Tally the lines in the listing below that contain "Mancha" and report the tally alone.

--------------------------------

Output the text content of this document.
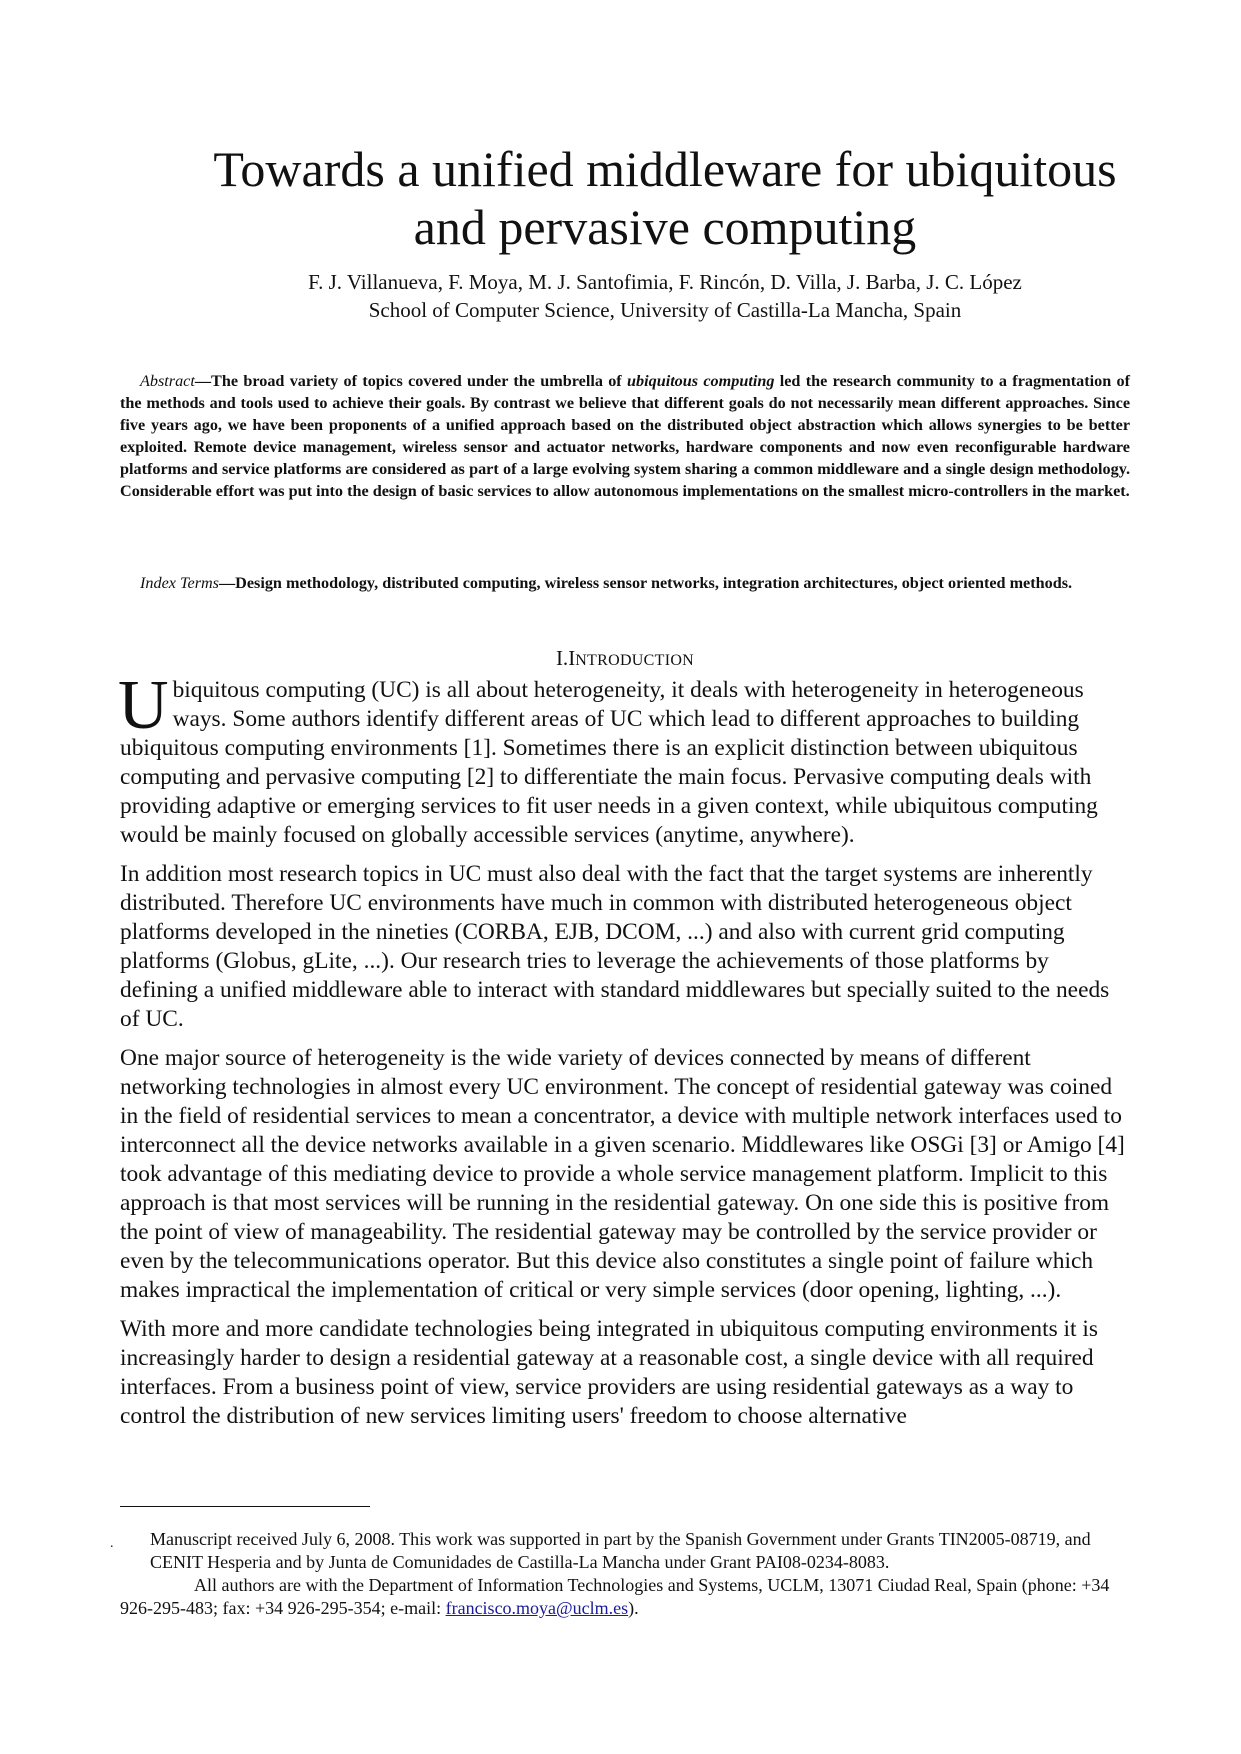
Towards a unified middleware for ubiquitous
and pervasive computing
F. J. Villanueva, F. Moya, M. J. Santofimia, F. Rincón, D. Villa, J. Barba, J. C. López
School of Computer Science, University of Castilla-La Mancha, Spain

Abstract—The broad variety of topics covered under the umbrella of ubiquitous computing led the research community to a fragmentation of the methods and tools used to achieve their goals. By contrast we believe that different goals do not necessarily mean different approaches. Since five years ago, we have been proponents of a unified approach based on the distributed object abstraction which allows synergies to be better exploited. Remote device management, wireless sensor and actuator networks, hardware components and now even reconfigurable hardware platforms and service platforms are considered as part of a large evolving system sharing a common middleware and a single design methodology. Considerable effort was put into the design of basic services to allow autonomous implementations on the smallest micro-controllers in the market.

Index Terms—Design methodology, distributed computing, wireless sensor networks, integration architectures, object oriented methods.

I.INTRODUCTION

Ubiquitous computing (UC) is all about heterogeneity, it deals with heterogeneity in heterogeneous ways. Some authors identify different areas of UC which lead to different approaches to building ubiquitous computing environments [1]. Sometimes there is an explicit distinction between ubiquitous computing and pervasive computing [2] to differentiate the main focus. Pervasive computing deals with providing adaptive or emerging services to fit user needs in a given context, while ubiquitous computing would be mainly focused on globally accessible services (anytime, anywhere).

In addition most research topics in UC must also deal with the fact that the target systems are inherently distributed. Therefore UC environments have much in common with distributed heterogeneous object platforms developed in the nineties (CORBA, EJB, DCOM, ...) and also with current grid computing platforms (Globus, gLite, ...). Our research tries to leverage the achievements of those platforms by defining a unified middleware able to interact with standard middlewares but specially suited to the needs of UC.

One major source of heterogeneity is the wide variety of devices connected by means of different networking technologies in almost every UC environment. The concept of residential gateway was coined in the field of residential services to mean a concentrator, a device with multiple network interfaces used to interconnect all the device networks available in a given scenario. Middlewares like OSGi [3] or Amigo [4] took advantage of this mediating device to provide a whole service management platform. Implicit to this approach is that most services will be running in the residential gateway. On one side this is positive from the point of view of manageability. The residential gateway may be controlled by the service provider or even by the telecommunications operator. But this device also constitutes a single point of failure which makes impractical the implementation of critical or very simple services (door opening, lighting, ...).

With more and more candidate technologies being integrated in ubiquitous computing environments it is increasingly harder to design a residential gateway at a reasonable cost, a single device with all required interfaces. From a business point of view, service providers are using residential gateways as a way to control the distribution of new services limiting users' freedom to choose alternative

. Manuscript received July 6, 2008. This work was supported in part by the Spanish Government under Grants TIN2005-08719, and CENIT Hesperia and by Junta de Comunidades de Castilla-La Mancha under Grant PAI08-0234-8083.

All authors are with the Department of Information Technologies and Systems, UCLM, 13071 Ciudad Real, Spain (phone: +34 926-295-483; fax: +34 926-295-354; e-mail: francisco.moya@uclm.es).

--------------------------------

* Full output:
2